- **TASK BRIEF**:
How many of the lines below include "this"? Give the number and no other words.

- **INFORMATION SHOWN**:
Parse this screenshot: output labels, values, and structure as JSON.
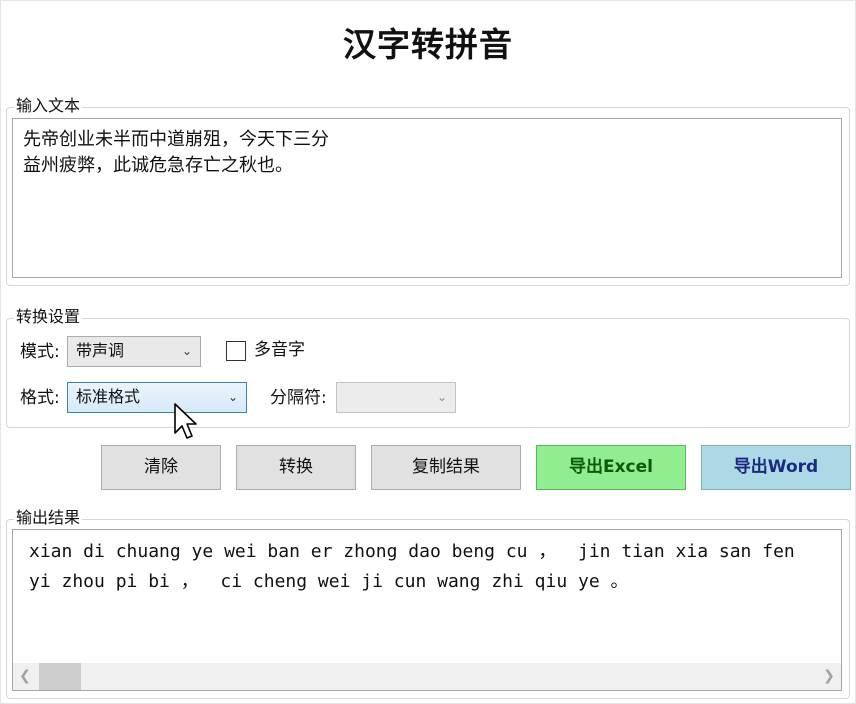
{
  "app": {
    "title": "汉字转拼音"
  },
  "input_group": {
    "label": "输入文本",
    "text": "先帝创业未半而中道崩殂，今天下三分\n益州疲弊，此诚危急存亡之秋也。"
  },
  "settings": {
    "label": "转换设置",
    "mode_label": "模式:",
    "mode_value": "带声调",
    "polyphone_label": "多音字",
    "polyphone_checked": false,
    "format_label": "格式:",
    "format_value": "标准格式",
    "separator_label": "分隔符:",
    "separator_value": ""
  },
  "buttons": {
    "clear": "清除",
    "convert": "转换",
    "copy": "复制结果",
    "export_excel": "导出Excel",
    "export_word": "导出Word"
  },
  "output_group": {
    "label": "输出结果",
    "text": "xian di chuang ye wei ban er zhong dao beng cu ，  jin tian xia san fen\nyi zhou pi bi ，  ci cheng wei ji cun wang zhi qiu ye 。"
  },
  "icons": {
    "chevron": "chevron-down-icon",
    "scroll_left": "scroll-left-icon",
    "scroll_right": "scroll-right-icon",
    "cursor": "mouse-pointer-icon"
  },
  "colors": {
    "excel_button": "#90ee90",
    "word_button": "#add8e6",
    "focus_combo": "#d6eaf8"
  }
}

---

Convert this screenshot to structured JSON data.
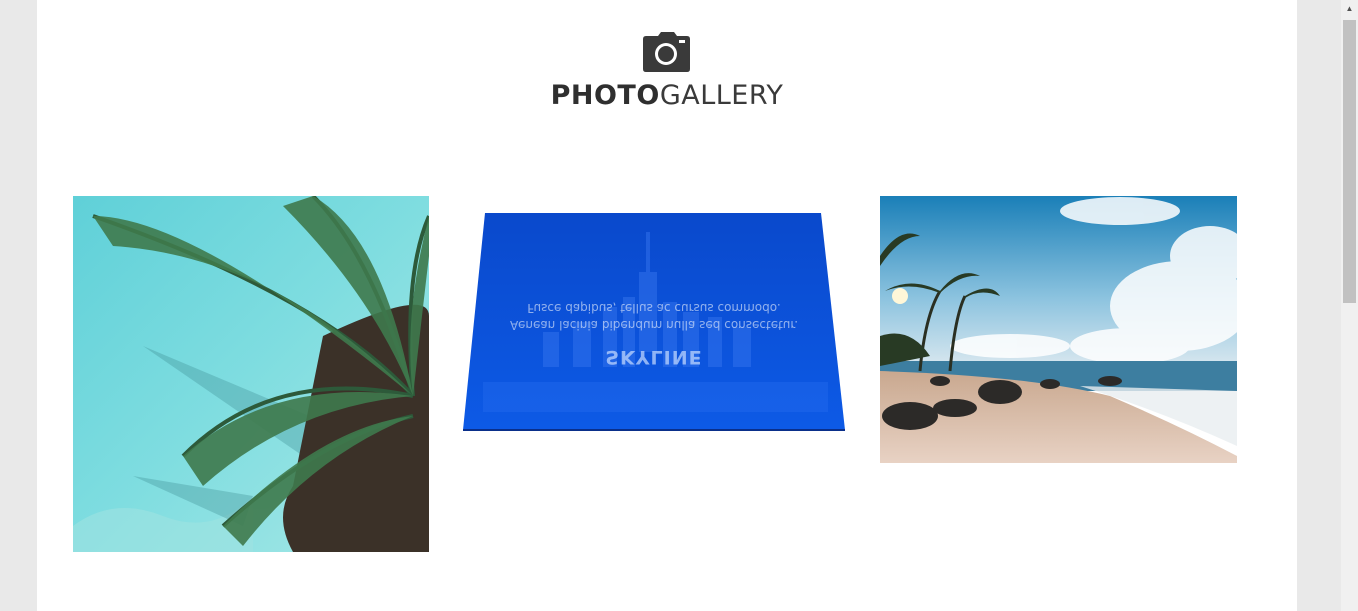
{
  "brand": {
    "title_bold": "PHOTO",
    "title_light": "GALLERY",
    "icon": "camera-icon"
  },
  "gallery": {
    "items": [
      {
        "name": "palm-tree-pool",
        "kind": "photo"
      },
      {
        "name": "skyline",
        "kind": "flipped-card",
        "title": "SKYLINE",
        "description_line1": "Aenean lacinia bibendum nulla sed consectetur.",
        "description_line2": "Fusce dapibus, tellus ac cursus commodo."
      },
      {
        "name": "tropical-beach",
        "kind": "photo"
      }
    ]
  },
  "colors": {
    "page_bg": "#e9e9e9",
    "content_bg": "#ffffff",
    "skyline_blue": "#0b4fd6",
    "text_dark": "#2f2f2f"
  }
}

- **THE REPLY**:
2